_What you will do_
Write out the data below verbatim, starting at its first line and ending at the line that contains "point-cl-den-cap-sizun bbox=[493, 206, 500, 213]", with both of those lines included.

Source records

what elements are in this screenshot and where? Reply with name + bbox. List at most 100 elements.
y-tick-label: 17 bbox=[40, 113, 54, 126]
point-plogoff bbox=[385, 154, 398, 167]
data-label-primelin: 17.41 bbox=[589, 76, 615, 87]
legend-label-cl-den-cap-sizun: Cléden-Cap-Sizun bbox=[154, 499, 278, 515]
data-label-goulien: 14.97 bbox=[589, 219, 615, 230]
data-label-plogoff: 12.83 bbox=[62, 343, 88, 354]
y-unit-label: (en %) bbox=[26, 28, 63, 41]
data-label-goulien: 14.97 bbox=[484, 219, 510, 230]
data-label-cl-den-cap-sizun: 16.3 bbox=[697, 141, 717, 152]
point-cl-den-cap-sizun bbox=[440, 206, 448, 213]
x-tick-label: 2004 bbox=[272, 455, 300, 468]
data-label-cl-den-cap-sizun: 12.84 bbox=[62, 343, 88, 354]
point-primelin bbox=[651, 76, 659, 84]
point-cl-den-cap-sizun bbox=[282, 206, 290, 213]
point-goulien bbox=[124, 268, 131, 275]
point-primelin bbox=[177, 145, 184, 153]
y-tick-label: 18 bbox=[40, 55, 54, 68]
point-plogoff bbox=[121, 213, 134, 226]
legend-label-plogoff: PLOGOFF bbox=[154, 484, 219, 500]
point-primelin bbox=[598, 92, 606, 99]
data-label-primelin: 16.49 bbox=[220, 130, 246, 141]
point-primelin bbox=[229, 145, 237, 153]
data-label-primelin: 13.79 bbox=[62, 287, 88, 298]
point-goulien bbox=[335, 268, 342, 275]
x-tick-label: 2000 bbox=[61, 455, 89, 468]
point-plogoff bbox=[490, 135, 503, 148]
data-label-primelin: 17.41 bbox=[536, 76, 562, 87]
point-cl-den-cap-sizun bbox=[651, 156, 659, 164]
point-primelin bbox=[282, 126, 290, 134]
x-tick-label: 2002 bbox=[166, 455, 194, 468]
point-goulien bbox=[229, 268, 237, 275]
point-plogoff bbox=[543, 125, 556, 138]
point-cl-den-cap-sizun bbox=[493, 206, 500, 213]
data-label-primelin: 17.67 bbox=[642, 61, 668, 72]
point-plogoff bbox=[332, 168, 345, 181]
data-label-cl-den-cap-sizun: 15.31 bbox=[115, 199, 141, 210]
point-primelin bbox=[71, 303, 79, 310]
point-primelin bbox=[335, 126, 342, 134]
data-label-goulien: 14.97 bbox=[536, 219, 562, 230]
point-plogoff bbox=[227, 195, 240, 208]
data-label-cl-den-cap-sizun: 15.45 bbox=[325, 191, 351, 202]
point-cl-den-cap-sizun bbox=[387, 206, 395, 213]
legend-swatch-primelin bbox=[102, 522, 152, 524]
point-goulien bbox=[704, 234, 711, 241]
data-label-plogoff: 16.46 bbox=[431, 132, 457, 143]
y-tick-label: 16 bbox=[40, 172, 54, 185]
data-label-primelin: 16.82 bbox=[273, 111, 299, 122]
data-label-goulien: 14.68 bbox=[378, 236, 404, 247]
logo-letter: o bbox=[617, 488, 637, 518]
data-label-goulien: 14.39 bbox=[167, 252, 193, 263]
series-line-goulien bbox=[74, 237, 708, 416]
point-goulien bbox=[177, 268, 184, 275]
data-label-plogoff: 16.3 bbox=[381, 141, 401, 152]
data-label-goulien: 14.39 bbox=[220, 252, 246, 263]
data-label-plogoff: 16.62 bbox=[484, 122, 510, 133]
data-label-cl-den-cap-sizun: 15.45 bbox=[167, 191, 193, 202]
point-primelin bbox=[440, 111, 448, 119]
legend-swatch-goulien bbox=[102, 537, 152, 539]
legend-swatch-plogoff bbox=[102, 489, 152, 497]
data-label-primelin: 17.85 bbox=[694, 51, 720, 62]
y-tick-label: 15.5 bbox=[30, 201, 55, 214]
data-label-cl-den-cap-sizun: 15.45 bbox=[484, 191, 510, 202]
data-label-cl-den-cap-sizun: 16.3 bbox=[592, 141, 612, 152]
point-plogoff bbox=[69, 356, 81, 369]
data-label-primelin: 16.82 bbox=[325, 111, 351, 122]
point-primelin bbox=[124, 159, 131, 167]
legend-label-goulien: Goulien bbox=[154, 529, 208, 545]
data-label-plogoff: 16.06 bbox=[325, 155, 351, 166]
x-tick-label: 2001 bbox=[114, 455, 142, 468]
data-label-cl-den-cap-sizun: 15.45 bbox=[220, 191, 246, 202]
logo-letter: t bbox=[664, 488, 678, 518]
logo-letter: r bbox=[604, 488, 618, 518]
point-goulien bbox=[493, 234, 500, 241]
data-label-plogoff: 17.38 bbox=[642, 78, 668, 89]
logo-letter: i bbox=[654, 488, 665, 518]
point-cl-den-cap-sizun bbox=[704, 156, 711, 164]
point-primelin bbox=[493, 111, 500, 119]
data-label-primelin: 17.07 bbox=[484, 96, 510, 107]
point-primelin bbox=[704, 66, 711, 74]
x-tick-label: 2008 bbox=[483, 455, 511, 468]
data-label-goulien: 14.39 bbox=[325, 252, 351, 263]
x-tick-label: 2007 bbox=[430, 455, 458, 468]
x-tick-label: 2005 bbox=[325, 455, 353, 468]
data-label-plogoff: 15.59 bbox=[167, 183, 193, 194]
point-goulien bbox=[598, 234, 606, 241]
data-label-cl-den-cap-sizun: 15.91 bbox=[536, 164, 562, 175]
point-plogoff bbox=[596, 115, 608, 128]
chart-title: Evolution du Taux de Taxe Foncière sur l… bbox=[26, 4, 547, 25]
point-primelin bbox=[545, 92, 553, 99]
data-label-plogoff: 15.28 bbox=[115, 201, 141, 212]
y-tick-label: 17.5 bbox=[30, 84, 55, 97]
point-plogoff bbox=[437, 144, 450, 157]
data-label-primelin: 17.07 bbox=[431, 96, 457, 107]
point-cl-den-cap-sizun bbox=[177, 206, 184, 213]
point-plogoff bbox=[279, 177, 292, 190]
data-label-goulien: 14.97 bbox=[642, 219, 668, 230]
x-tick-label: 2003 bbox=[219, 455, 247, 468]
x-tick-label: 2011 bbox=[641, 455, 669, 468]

_Answer for the task_
what elements are in this screenshot and where? Reply with name + bbox. List at most 100 elements.
y-tick-label: 17 bbox=[40, 113, 54, 126]
point-plogoff bbox=[385, 154, 398, 167]
data-label-primelin: 17.41 bbox=[589, 76, 615, 87]
legend-label-cl-den-cap-sizun: Cléden-Cap-Sizun bbox=[154, 499, 278, 515]
data-label-goulien: 14.97 bbox=[589, 219, 615, 230]
data-label-plogoff: 12.83 bbox=[62, 343, 88, 354]
y-unit-label: (en %) bbox=[26, 28, 63, 41]
data-label-goulien: 14.97 bbox=[484, 219, 510, 230]
data-label-cl-den-cap-sizun: 16.3 bbox=[697, 141, 717, 152]
point-cl-den-cap-sizun bbox=[440, 206, 448, 213]
x-tick-label: 2004 bbox=[272, 455, 300, 468]
data-label-cl-den-cap-sizun: 12.84 bbox=[62, 343, 88, 354]
point-primelin bbox=[651, 76, 659, 84]
point-cl-den-cap-sizun bbox=[282, 206, 290, 213]
point-goulien bbox=[124, 268, 131, 275]
point-primelin bbox=[177, 145, 184, 153]
y-tick-label: 18 bbox=[40, 55, 54, 68]
point-plogoff bbox=[121, 213, 134, 226]
legend-label-plogoff: PLOGOFF bbox=[154, 484, 219, 500]
point-primelin bbox=[598, 92, 606, 99]
data-label-primelin: 16.49 bbox=[220, 130, 246, 141]
point-primelin bbox=[229, 145, 237, 153]
data-label-primelin: 13.79 bbox=[62, 287, 88, 298]
point-goulien bbox=[335, 268, 342, 275]
x-tick-label: 2000 bbox=[61, 455, 89, 468]
point-plogoff bbox=[490, 135, 503, 148]
data-label-primelin: 17.41 bbox=[536, 76, 562, 87]
point-cl-den-cap-sizun bbox=[651, 156, 659, 164]
point-primelin bbox=[282, 126, 290, 134]
x-tick-label: 2002 bbox=[166, 455, 194, 468]
point-goulien bbox=[229, 268, 237, 275]
point-plogoff bbox=[543, 125, 556, 138]
point-cl-den-cap-sizun bbox=[493, 206, 500, 213]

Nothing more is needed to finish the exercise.